-- Begin DATA SUPPLIED --
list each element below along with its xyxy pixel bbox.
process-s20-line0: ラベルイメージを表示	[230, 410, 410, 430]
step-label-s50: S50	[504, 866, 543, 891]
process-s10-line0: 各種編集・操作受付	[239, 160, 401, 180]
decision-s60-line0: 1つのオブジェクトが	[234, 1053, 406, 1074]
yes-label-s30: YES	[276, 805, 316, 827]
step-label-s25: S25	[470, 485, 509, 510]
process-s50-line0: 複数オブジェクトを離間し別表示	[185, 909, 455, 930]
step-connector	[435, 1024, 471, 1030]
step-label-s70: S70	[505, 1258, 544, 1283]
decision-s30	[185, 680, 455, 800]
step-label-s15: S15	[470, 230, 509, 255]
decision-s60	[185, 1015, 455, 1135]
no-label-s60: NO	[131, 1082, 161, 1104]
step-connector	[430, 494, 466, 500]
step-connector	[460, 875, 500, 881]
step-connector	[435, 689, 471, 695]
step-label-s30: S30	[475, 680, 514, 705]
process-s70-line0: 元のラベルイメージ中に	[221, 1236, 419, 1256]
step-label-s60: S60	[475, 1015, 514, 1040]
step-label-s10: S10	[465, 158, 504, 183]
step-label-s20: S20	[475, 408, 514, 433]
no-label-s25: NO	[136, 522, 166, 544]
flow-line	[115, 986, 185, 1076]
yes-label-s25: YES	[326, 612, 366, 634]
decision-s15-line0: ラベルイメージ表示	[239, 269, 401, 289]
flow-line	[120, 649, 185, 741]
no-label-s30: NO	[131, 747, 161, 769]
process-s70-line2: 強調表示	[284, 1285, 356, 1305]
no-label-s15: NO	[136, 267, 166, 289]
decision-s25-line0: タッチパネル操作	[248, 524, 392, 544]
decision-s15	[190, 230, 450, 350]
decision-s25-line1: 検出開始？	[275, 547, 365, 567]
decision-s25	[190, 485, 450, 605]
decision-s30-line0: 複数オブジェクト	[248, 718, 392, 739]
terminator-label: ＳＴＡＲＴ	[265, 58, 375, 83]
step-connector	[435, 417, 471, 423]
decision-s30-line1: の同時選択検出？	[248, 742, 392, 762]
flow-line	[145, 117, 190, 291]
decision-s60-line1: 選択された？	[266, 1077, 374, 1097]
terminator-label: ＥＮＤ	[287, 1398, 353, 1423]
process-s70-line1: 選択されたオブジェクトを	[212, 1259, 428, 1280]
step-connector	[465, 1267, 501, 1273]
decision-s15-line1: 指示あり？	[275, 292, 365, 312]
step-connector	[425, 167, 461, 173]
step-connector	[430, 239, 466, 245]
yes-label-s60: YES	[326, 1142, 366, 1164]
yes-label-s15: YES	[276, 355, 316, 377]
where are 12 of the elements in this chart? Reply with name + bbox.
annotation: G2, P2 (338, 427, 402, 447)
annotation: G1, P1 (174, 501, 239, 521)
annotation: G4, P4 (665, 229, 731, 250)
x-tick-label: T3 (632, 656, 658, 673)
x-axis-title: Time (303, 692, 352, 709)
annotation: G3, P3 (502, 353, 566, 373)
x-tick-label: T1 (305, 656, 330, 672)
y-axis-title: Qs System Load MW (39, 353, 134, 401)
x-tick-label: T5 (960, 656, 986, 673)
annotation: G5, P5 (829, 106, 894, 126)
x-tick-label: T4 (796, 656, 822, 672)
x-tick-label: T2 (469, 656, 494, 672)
-- End DATA SUPPLIED --
**TASK TO CARRY OUT:** Rewrite all the records above with every "flow-line" changed to "flow-arrow" and nothing else altered.

**SOLVED PROBLEM:**
list each element below along with its xyxy pixel bbox.
process-s20-line0: ラベルイメージを表示	[230, 410, 410, 430]
step-label-s50: S50	[504, 866, 543, 891]
process-s10-line0: 各種編集・操作受付	[239, 160, 401, 180]
decision-s60-line0: 1つのオブジェクトが	[234, 1053, 406, 1074]
yes-label-s30: YES	[276, 805, 316, 827]
step-label-s25: S25	[470, 485, 509, 510]
process-s50-line0: 複数オブジェクトを離間し別表示	[185, 909, 455, 930]
step-connector	[435, 1024, 471, 1030]
step-label-s70: S70	[505, 1258, 544, 1283]
decision-s30	[185, 680, 455, 800]
step-label-s15: S15	[470, 230, 509, 255]
decision-s60	[185, 1015, 455, 1135]
no-label-s60: NO	[131, 1082, 161, 1104]
step-connector	[430, 494, 466, 500]
step-connector	[460, 875, 500, 881]
step-connector	[435, 689, 471, 695]
step-label-s30: S30	[475, 680, 514, 705]
process-s70-line0: 元のラベルイメージ中に	[221, 1236, 419, 1256]
step-label-s60: S60	[475, 1015, 514, 1040]
step-label-s10: S10	[465, 158, 504, 183]
step-label-s20: S20	[475, 408, 514, 433]
no-label-s25: NO	[136, 522, 166, 544]
flow-arrow	[115, 986, 185, 1076]
yes-label-s25: YES	[326, 612, 366, 634]
decision-s15-line0: ラベルイメージ表示	[239, 269, 401, 289]
flow-arrow	[120, 649, 185, 741]
no-label-s30: NO	[131, 747, 161, 769]
process-s70-line2: 強調表示	[284, 1285, 356, 1305]
no-label-s15: NO	[136, 267, 166, 289]
decision-s25-line0: タッチパネル操作	[248, 524, 392, 544]
decision-s15	[190, 230, 450, 350]
decision-s25-line1: 検出開始？	[275, 547, 365, 567]
decision-s25	[190, 485, 450, 605]
decision-s30-line0: 複数オブジェクト	[248, 718, 392, 739]
terminator-label: ＳＴＡＲＴ	[265, 58, 375, 83]
step-connector	[435, 417, 471, 423]
decision-s30-line1: の同時選択検出？	[248, 742, 392, 762]
flow-arrow	[145, 117, 190, 291]
decision-s60-line1: 選択された？	[266, 1077, 374, 1097]
terminator-label: ＥＮＤ	[287, 1398, 353, 1423]
process-s70-line1: 選択されたオブジェクトを	[212, 1259, 428, 1280]
step-connector	[465, 1267, 501, 1273]
decision-s15-line1: 指示あり？	[275, 292, 365, 312]
step-connector	[425, 167, 461, 173]
step-connector	[430, 239, 466, 245]
yes-label-s60: YES	[326, 1142, 366, 1164]
yes-label-s15: YES	[276, 355, 316, 377]
where are 12 of the elements in this chart? Reply with name + bbox.
annotation: G2, P2 (338, 427, 402, 447)
annotation: G1, P1 (174, 501, 239, 521)
annotation: G4, P4 (665, 229, 731, 250)
x-tick-label: T3 (632, 656, 658, 673)
x-axis-title: Time (303, 692, 352, 709)
annotation: G3, P3 (502, 353, 566, 373)
x-tick-label: T1 (305, 656, 330, 672)
y-axis-title: Qs System Load MW (39, 353, 134, 401)
x-tick-label: T5 (960, 656, 986, 673)
annotation: G5, P5 (829, 106, 894, 126)
x-tick-label: T4 (796, 656, 822, 672)
x-tick-label: T2 (469, 656, 494, 672)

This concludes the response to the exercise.